Which lines in the material below contain the string "header", with case counting? Gather every one of them.
───── Provided records ─────
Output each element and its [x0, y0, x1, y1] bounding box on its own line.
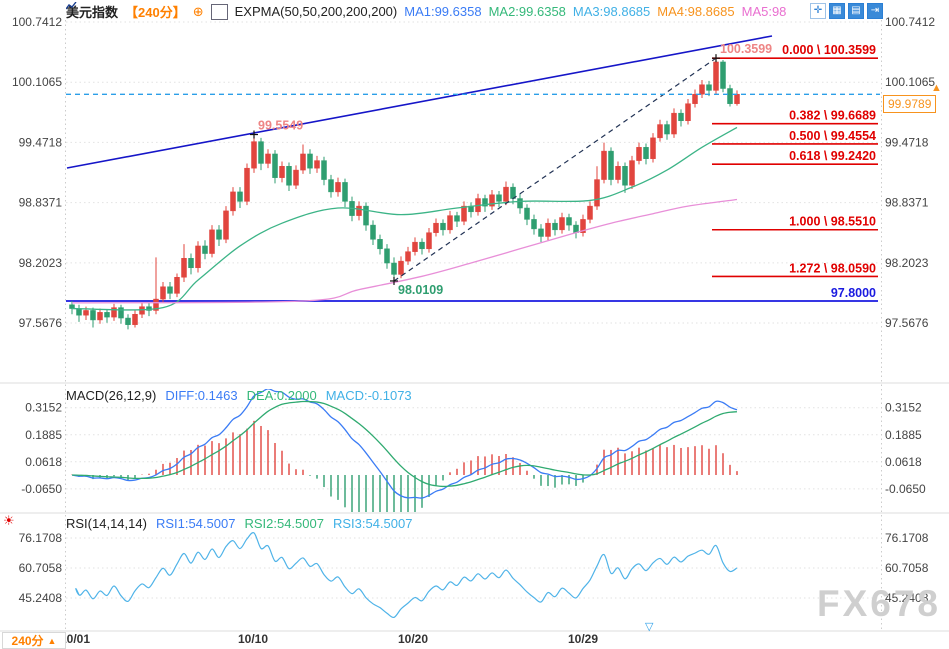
timeframe-arrow-icon: ▲: [47, 635, 57, 646]
svg-text:76.1708: 76.1708: [885, 531, 929, 545]
svg-text:97.5676: 97.5676: [885, 316, 929, 330]
macd-label[interactable]: MACD(26,12,9): [66, 388, 157, 403]
svg-text:98.0109: 98.0109: [398, 283, 443, 297]
svg-text:45.2408: 45.2408: [885, 591, 929, 605]
svg-text:100.7412: 100.7412: [885, 15, 935, 29]
period-label[interactable]: 【240分】: [125, 5, 186, 20]
svg-text:10/29: 10/29: [568, 632, 598, 646]
annotations: 100.3599 99.5549 98.0109: [250, 42, 772, 297]
svg-text:98.2023: 98.2023: [885, 256, 929, 270]
svg-text:0.1885: 0.1885: [25, 428, 62, 442]
crosshair-icon[interactable]: ✛: [810, 3, 826, 19]
price-up-arrow-icon: ▲: [931, 82, 942, 94]
ma1-value: MA1:99.6358: [404, 4, 482, 19]
chart-toolbar: ✛ ▦ ▤ ⇥: [810, 3, 883, 19]
svg-text:0.382 \ 99.6689: 0.382 \ 99.6689: [789, 109, 876, 123]
svg-text:98.8371: 98.8371: [885, 196, 929, 210]
rsi3-value: RSI3:54.5007: [332, 516, 413, 531]
svg-text:45.2408: 45.2408: [19, 591, 63, 605]
svg-text:1.000 \ 98.5510: 1.000 \ 98.5510: [789, 215, 876, 229]
ma4-value: MA4:98.8685: [657, 4, 735, 19]
expma-lines: [71, 126, 738, 311]
sun-indicator-icon[interactable]: ☀: [3, 513, 15, 528]
rsi1-value: RSI1:54.5007: [155, 516, 236, 531]
rsi2-value: RSI2:54.5007: [244, 516, 324, 531]
svg-text:100.3599: 100.3599: [720, 42, 772, 56]
svg-text:1.272 \ 98.0590: 1.272 \ 98.0590: [789, 261, 876, 275]
instrument-title: 美元指数: [66, 5, 119, 20]
svg-text:10/20: 10/20: [398, 632, 428, 646]
svg-text:98.2023: 98.2023: [19, 256, 63, 270]
macd-diff-value: DIFF:0.1463: [165, 388, 238, 403]
macd-header: MACD(26,12,9) DIFF:0.1463 DEA:0.2000 MAC…: [66, 388, 412, 403]
svg-text:0.000 \ 100.3599: 0.000 \ 100.3599: [782, 43, 876, 57]
svg-text:0.618 \ 99.2420: 0.618 \ 99.2420: [789, 149, 876, 163]
axis-scale-icon[interactable]: ▦: [829, 3, 845, 19]
svg-text:97.5676: 97.5676: [19, 316, 63, 330]
ma2-value: MA2:99.6358: [488, 4, 566, 19]
rsi-header: RSI(14,14,14) RSI1:54.5007 RSI2:54.5007 …: [66, 516, 412, 531]
watermark: FX678: [816, 583, 941, 624]
svg-text:0.0618: 0.0618: [25, 455, 62, 469]
ma5-value: MA5:98: [741, 4, 787, 19]
rsi-panel: [75, 531, 738, 619]
svg-text:76.1708: 76.1708: [19, 531, 63, 545]
svg-text:99.5549: 99.5549: [258, 119, 303, 133]
svg-text:0.500 \ 99.4554: 0.500 \ 99.4554: [789, 129, 876, 143]
expma-label[interactable]: EXPMA(50,50,200,200,200): [234, 4, 398, 19]
timeframe-badge[interactable]: 240分 ▲: [2, 632, 66, 649]
candlestick-chart-icon[interactable]: [66, 2, 228, 20]
scroll-marker-icon[interactable]: ▽: [645, 621, 654, 633]
circled-plus-icon[interactable]: ⊕: [192, 3, 204, 19]
candles: [69, 58, 740, 330]
svg-text:99.4718: 99.4718: [19, 135, 63, 149]
date-labels: 10/01 10/10 10/20 10/29: [60, 632, 598, 646]
export-icon[interactable]: ⇥: [867, 3, 883, 19]
svg-text:10/10: 10/10: [238, 632, 268, 646]
current-price-tag: 99.9789: [883, 95, 937, 113]
svg-text:60.7058: 60.7058: [885, 561, 929, 575]
rsi-label[interactable]: RSI(14,14,14): [66, 516, 147, 531]
svg-text:-0.0650: -0.0650: [885, 482, 926, 496]
svg-text:100.1065: 100.1065: [12, 75, 62, 89]
macd-panel: [71, 389, 738, 512]
svg-text:100.1065: 100.1065: [885, 75, 935, 89]
svg-text:60.7058: 60.7058: [19, 561, 63, 575]
svg-text:0.0618: 0.0618: [885, 455, 922, 469]
axis-labels: 100.7412 100.7412 100.1065 100.1065 99.4718 9…: [12, 15, 935, 605]
svg-text:10/01: 10/01: [60, 632, 90, 646]
svg-text:0.3152: 0.3152: [25, 401, 62, 415]
svg-text:99.4718: 99.4718: [885, 135, 929, 149]
svg-text:0.1885: 0.1885: [885, 428, 922, 442]
svg-text:98.8371: 98.8371: [19, 196, 63, 210]
fib-levels: 0.000 \ 100.3599 0.382 \ 99.6689 0.500 \ 9…: [712, 43, 878, 300]
timeframe-label: 240分: [11, 634, 44, 648]
ma3-value: MA3:98.8685: [572, 4, 651, 19]
indicator-panel-icon[interactable]: ▤: [848, 3, 864, 19]
svg-text:-0.0650: -0.0650: [21, 482, 62, 496]
svg-text:97.8000: 97.8000: [831, 286, 876, 300]
svg-text:100.7412: 100.7412: [12, 15, 62, 29]
macd-dea-value: DEA:0.2000: [246, 388, 317, 403]
trend-lines: [66, 35, 773, 282]
svg-text:0.3152: 0.3152: [885, 401, 922, 415]
chart-header: 美元指数 【240分】 ⊕ EXPMA(50,50,200,200,200) M…: [66, 2, 786, 21]
macd-bar-value: MACD:-0.1073: [325, 388, 412, 403]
─────
### Exercise answer:
macd-header: MACD(26,12,9) DIFF:0.1463 DEA:0.2000 MAC…: [66, 388, 412, 403]
rsi-header: RSI(14,14,14) RSI1:54.5007 RSI2:54.5007 …: [66, 516, 412, 531]
chart-header: 美元指数 【240分】 ⊕ EXPMA(50,50,200,200,200) M…: [66, 2, 786, 21]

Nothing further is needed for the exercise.